**GIVEN DATA**:
☆ ☆ ☆ ☆
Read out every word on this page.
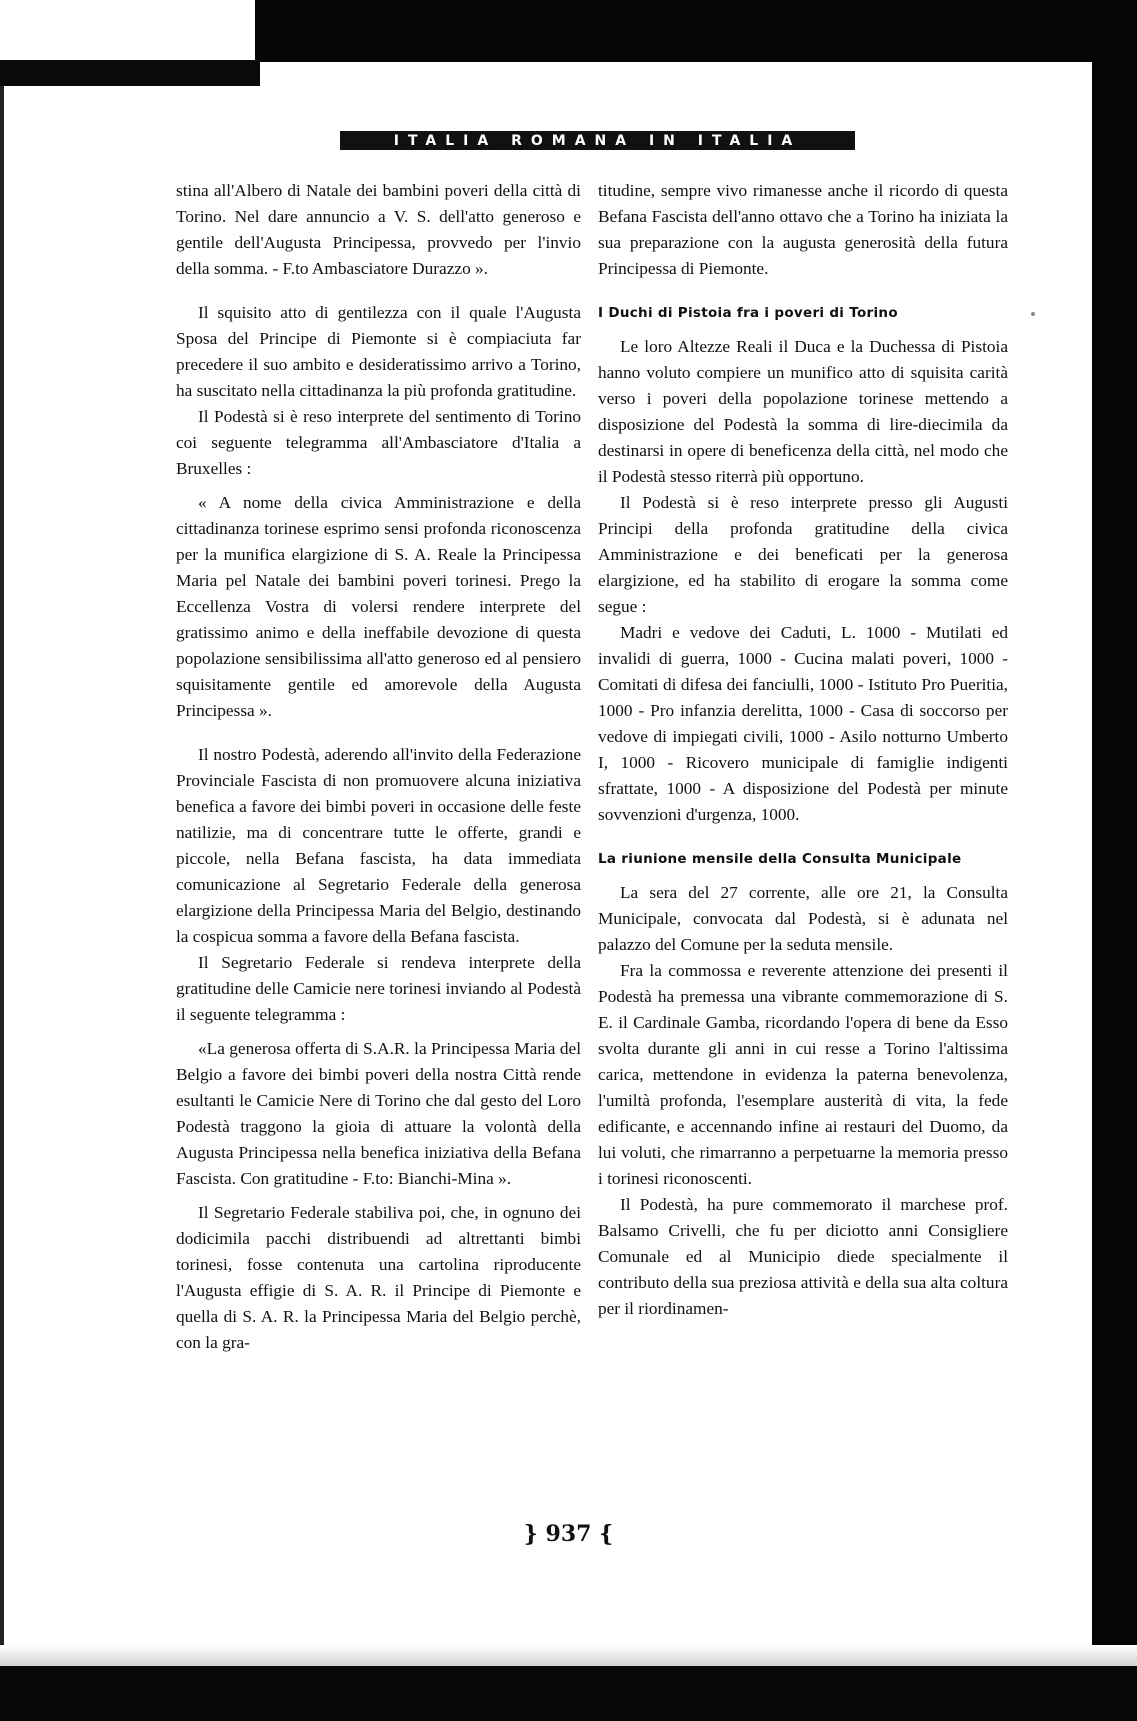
ITALIA ROMANA IN ITALIA

stina all'Albero di Natale dei bambini poveri della città di Torino. Nel dare annuncio a V. S. dell'atto generoso e gentile dell'Augusta Principessa, provvedo per l'invio della somma. - F.to Ambasciatore Durazzo ».

Il squisito atto di gentilezza con il quale l'Augusta Sposa del Principe di Piemonte si è compiaciuta far precedere il suo ambito e desideratissimo arrivo a Torino, ha suscitato nella cittadinanza la più profonda gratitudine.

Il Podestà si è reso interprete del sentimento di Torino coi seguente telegramma all'Ambasciatore d'Italia a Bruxelles :

« A nome della civica Amministrazione e della cittadinanza torinese esprimo sensi profonda riconoscenza per la munifica elargizione di S. A. Reale la Principessa Maria pel Natale dei bambini poveri torinesi. Prego la Eccellenza Vostra di volersi rendere interprete del gratissimo animo e della ineffabile devozione di questa popolazione sensibilissima all'atto generoso ed al pensiero squisitamente gentile ed amorevole della Augusta Principessa ».

Il nostro Podestà, aderendo all'invito della Federazione Provinciale Fascista di non promuovere alcuna iniziativa benefica a favore dei bimbi poveri in occasione delle feste natilizie, ma di concentrare tutte le offerte, grandi e piccole, nella Befana fascista, ha data immediata comunicazione al Segretario Federale della generosa elargizione della Principessa Maria del Belgio, destinando la cospicua somma a favore della Befana fascista.

Il Segretario Federale si rendeva interprete della gratitudine delle Camicie nere torinesi inviando al Podestà il seguente telegramma :

«La generosa offerta di S.A.R. la Principessa Maria del Belgio a favore dei bimbi poveri della nostra Città rende esultanti le Camicie Nere di Torino che dal gesto del Loro Podestà traggono la gioia di attuare la volontà della Augusta Principessa nella benefica iniziativa della Befana Fascista. Con gratitudine - F.to: Bianchi-Mina ».

Il Segretario Federale stabiliva poi, che, in ognuno dei dodicimila pacchi distribuendi ad altrettanti bimbi torinesi, fosse contenuta una cartolina riproducente l'Augusta effigie di S. A. R. il Principe di Piemonte e quella di S. A. R. la Principessa Maria del Belgio perchè, con la gra-

titudine, sempre vivo rimanesse anche il ricordo di questa Befana Fascista dell'anno ottavo che a Torino ha iniziata la sua preparazione con la augusta generosità della futura Principessa di Piemonte.

I Duchi di Pistoia fra i poveri di Torino

Le loro Altezze Reali il Duca e la Duchessa di Pistoia hanno voluto compiere un munifico atto di squisita carità verso i poveri della popolazione torinese mettendo a disposizione del Podestà la somma di lire-diecimila da destinarsi in opere di beneficenza della città, nel modo che il Podestà stesso riterrà più opportuno.

Il Podestà si è reso interprete presso gli Augusti Principi della profonda gratitudine della civica Amministrazione e dei beneficati per la generosa elargizione, ed ha stabilito di erogare la somma come segue :

Madri e vedove dei Caduti, L. 1000 - Mutilati ed invalidi di guerra, 1000 - Cucina malati poveri, 1000 - Comitati di difesa dei fanciulli, 1000 - Istituto Pro Pueritia, 1000 - Pro infanzia derelitta, 1000 - Casa di soccorso per vedove di impiegati civili, 1000 - Asilo notturno Umberto I, 1000 - Ricovero municipale di famiglie indigenti sfrattate, 1000 - A disposizione del Podestà per minute sovvenzioni d'urgenza, 1000.

La riunione mensile della Consulta Municipale

La sera del 27 corrente, alle ore 21, la Consulta Municipale, convocata dal Podestà, si è adunata nel palazzo del Comune per la seduta mensile.

Fra la commossa e reverente attenzione dei presenti il Podestà ha premessa una vibrante commemorazione di S. E. il Cardinale Gamba, ricordando l'opera di bene da Esso svolta durante gli anni in cui resse a Torino l'altissima carica, mettendone in evidenza la paterna benevolenza, l'umiltà profonda, l'esemplare austerità di vita, la fede edificante, e accennando infine ai restauri del Duomo, da lui voluti, che rimarranno a perpetuarne la memoria presso i torinesi riconoscenti.

Il Podestà, ha pure commemorato il marchese prof. Balsamo Crivelli, che fu per diciotto anni Consigliere Comunale ed al Municipio diede specialmente il contributo della sua preziosa attività e della sua alta coltura per il riordinamen-

} 937 {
☆ ☆ ☆ ☆
**WHAT NEEDS TO BE DONE**: From the records given above, copy all lines containing "Federale".

**FULL SOLUTION**:
Il nostro Podestà, aderendo all'invito della Federazione Provinciale Fascista di non promuovere alcuna iniziativa benefica a favore dei bimbi poveri in occasione delle feste natilizie, ma di concentrare tutte le offerte, grandi e piccole, nella Befana fascista, ha data immediata comunicazione al Segretario Federale della generosa elargizione della Principessa Maria del Belgio, destinando la cospicua somma a favore della Befana fascista.
Il Segretario Federale si rendeva interprete della gratitudine delle Camicie nere torinesi inviando al Podestà il seguente telegramma :
Il Segretario Federale stabiliva poi, che, in ognuno dei dodicimila pacchi distribuendi ad altrettanti bimbi torinesi, fosse contenuta una cartolina riproducente l'Augusta effigie di S. A. R. il Principe di Piemonte e quella di S. A. R. la Principessa Maria del Belgio perchè, con la gra-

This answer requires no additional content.